# Information shown
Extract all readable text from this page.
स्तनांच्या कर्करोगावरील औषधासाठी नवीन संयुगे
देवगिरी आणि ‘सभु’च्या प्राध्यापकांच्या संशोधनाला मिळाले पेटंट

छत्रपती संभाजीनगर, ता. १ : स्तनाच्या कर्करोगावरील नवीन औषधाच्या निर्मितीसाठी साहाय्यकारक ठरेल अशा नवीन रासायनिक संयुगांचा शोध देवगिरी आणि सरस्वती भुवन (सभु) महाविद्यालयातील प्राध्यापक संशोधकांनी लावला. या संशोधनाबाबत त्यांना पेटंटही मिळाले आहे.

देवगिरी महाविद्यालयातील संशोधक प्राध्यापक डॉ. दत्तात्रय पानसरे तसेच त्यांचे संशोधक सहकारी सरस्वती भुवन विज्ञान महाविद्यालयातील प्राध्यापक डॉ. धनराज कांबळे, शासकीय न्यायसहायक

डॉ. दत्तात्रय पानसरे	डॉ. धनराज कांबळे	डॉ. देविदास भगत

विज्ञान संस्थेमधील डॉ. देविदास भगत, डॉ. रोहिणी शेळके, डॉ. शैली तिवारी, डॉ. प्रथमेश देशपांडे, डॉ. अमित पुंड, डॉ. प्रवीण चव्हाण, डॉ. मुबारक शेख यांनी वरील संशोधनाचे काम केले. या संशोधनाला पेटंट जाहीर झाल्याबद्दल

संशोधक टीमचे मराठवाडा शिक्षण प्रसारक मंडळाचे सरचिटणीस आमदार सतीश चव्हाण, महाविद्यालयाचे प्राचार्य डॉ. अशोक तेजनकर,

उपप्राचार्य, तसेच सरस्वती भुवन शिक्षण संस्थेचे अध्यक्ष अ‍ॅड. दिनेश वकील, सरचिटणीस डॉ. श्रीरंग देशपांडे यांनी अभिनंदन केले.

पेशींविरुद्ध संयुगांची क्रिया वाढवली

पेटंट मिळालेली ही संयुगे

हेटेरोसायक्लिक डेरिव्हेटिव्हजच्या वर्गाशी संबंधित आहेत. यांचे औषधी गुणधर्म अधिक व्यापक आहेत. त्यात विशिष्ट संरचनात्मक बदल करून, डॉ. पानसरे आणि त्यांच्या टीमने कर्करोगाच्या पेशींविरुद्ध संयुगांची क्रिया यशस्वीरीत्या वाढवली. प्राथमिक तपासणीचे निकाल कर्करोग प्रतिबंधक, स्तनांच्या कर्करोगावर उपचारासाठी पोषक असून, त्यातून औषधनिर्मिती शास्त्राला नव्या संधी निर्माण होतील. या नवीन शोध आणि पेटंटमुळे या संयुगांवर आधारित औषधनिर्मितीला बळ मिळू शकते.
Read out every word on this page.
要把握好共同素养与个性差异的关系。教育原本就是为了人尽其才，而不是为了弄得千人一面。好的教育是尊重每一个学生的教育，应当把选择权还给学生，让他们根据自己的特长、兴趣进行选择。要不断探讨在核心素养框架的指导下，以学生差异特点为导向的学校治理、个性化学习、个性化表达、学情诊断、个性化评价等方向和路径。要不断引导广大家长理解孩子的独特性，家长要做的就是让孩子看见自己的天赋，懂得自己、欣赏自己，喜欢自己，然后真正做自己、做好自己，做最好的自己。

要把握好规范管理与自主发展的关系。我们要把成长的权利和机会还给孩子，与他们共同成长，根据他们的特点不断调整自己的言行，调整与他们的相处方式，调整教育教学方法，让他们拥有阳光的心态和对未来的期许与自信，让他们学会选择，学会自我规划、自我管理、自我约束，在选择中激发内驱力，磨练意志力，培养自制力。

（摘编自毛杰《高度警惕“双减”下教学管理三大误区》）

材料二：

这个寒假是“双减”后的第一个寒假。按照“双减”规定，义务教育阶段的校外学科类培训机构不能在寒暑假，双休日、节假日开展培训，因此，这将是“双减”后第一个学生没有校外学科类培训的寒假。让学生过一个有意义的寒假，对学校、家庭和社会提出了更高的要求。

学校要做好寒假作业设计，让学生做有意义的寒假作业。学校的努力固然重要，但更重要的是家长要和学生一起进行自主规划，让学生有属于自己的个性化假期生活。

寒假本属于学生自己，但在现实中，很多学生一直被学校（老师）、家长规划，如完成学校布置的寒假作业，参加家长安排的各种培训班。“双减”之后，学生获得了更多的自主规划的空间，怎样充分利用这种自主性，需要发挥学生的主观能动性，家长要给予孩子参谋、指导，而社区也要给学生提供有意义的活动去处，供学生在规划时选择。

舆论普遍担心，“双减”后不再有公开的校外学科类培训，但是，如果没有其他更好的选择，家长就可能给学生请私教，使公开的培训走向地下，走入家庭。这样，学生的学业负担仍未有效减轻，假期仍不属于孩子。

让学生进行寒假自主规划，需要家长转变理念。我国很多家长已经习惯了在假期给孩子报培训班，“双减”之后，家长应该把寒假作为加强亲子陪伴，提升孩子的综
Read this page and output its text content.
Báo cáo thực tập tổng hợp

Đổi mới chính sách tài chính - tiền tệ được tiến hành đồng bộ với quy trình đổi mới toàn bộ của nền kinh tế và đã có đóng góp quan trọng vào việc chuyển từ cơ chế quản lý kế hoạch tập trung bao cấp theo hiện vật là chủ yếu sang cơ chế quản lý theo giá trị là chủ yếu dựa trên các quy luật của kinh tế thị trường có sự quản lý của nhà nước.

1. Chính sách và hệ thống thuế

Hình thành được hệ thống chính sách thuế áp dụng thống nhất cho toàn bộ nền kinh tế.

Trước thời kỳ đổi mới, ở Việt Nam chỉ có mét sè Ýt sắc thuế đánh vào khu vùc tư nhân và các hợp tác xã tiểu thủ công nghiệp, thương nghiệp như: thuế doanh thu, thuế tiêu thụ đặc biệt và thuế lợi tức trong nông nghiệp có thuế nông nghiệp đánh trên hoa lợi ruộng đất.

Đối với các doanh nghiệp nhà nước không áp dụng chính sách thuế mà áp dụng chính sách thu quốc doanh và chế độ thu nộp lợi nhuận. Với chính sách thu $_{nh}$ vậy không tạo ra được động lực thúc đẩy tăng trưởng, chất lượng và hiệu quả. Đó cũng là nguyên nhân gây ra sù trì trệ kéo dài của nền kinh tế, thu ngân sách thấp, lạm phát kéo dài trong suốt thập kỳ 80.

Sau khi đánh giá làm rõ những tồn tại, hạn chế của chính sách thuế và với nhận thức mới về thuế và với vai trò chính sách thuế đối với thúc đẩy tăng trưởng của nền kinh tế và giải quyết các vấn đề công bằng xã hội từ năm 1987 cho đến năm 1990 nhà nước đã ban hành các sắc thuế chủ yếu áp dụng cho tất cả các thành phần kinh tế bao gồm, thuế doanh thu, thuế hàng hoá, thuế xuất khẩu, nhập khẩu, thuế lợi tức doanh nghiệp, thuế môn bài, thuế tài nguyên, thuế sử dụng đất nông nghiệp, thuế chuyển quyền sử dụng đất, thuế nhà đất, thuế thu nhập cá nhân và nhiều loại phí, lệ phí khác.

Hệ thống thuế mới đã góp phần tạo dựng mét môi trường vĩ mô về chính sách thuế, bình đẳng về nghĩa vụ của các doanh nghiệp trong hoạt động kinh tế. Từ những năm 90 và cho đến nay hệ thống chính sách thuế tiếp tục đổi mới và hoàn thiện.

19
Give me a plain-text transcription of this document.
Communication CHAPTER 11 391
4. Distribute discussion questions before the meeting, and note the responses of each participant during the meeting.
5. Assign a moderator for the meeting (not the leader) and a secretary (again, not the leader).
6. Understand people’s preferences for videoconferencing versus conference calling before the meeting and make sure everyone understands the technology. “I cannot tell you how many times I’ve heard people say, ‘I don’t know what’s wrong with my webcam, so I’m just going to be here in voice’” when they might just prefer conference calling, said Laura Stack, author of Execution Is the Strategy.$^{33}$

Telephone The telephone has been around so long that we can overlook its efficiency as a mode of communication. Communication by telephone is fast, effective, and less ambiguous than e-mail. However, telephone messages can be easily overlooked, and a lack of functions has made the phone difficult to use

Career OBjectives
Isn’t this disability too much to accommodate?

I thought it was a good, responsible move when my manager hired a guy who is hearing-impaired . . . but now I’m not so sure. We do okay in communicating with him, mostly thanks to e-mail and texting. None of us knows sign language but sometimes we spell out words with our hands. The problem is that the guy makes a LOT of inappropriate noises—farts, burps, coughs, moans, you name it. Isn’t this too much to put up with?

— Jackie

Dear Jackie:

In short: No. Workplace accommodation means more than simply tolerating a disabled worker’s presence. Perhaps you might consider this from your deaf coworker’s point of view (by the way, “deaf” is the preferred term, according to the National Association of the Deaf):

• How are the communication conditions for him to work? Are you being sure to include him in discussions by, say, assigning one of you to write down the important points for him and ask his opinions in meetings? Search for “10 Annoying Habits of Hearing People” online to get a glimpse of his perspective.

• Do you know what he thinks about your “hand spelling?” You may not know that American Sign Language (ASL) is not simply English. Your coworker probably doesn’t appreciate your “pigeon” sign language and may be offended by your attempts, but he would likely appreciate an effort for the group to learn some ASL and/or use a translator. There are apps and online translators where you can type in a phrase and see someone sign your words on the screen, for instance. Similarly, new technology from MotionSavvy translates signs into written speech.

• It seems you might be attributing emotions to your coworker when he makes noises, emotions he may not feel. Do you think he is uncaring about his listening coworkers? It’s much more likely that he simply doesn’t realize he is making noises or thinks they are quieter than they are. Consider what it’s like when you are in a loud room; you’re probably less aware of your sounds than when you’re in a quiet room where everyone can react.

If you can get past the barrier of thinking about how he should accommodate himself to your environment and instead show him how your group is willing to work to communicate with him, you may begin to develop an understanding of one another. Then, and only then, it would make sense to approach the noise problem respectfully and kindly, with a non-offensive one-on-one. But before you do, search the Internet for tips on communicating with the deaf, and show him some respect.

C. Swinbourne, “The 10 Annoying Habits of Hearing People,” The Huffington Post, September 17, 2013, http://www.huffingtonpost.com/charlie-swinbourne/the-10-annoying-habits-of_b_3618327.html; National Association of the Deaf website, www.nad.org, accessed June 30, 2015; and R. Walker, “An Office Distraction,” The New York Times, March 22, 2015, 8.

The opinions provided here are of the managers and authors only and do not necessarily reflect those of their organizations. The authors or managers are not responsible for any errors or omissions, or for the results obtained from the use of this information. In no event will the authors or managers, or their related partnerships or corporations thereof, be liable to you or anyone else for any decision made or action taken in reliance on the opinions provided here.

# What the task asks
From the listing, copy each line containing the word "nguyên".

# Output of the task
Đối với các doanh nghiệp nhà nước không áp dụng chính sách thuế mà áp dụng chính sách thu quốc doanh và chế độ thu nộp lợi nhuận. Với chính sách thu $_{nh}$ vậy không tạo ra được động lực thúc đẩy tăng trưởng, chất lượng và hiệu quả. Đó cũng là nguyên nhân gây ra sù trì trệ kéo dài của nền kinh tế, thu ngân sách thấp, lạm phát kéo dài trong suốt thập kỳ 80.
Sau khi đánh giá làm rõ những tồn tại, hạn chế của chính sách thuế và với nhận thức mới về thuế và với vai trò chính sách thuế đối với thúc đẩy tăng trưởng của nền kinh tế và giải quyết các vấn đề công bằng xã hội từ năm 1987 cho đến năm 1990 nhà nước đã ban hành các sắc thuế chủ yếu áp dụng cho tất cả các thành phần kinh tế bao gồm, thuế doanh thu, thuế hàng hoá, thuế xuất khẩu, nhập khẩu, thuế lợi tức doanh nghiệp, thuế môn bài, thuế tài nguyên, thuế sử dụng đất nông nghiệp, thuế chuyển quyền sử dụng đất, thuế nhà đất, thuế thu nhập cá nhân và nhiều loại phí, lệ phí khác.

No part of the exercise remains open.